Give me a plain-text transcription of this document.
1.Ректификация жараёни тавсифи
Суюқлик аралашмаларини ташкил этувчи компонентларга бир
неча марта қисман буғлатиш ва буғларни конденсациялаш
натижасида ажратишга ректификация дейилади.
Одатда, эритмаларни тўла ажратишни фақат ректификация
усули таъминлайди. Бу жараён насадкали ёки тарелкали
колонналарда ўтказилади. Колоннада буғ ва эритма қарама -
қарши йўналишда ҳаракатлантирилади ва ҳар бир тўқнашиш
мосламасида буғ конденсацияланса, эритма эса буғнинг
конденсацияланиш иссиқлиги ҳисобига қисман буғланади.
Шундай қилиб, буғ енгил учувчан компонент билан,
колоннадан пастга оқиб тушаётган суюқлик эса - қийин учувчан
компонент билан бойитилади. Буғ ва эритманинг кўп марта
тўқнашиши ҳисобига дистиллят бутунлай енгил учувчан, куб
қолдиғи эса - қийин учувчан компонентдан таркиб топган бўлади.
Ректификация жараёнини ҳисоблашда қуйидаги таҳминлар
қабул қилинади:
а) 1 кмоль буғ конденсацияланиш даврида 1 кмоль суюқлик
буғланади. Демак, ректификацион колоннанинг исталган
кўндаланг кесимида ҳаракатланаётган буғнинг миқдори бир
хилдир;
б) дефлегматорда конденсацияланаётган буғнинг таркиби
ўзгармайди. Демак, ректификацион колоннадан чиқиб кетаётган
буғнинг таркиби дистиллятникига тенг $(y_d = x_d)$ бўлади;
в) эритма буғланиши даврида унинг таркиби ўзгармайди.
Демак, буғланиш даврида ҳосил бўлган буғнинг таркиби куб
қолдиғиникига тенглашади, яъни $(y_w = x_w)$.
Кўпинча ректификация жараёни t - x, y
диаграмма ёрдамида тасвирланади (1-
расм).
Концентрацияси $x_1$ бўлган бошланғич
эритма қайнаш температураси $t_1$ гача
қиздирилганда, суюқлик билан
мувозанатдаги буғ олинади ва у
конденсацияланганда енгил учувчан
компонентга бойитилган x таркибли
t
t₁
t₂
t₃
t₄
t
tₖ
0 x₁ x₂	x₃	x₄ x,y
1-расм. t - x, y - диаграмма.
□ □ □ □
_Exercise instructions_. Write down every line of the data above that includes the string "ректификацион".

_Exercise response_.
буғланади. Демак, ректификацион колоннанинг исталган
ўзгармайди. Демак, ректификацион колоннадан чиқиб кетаётган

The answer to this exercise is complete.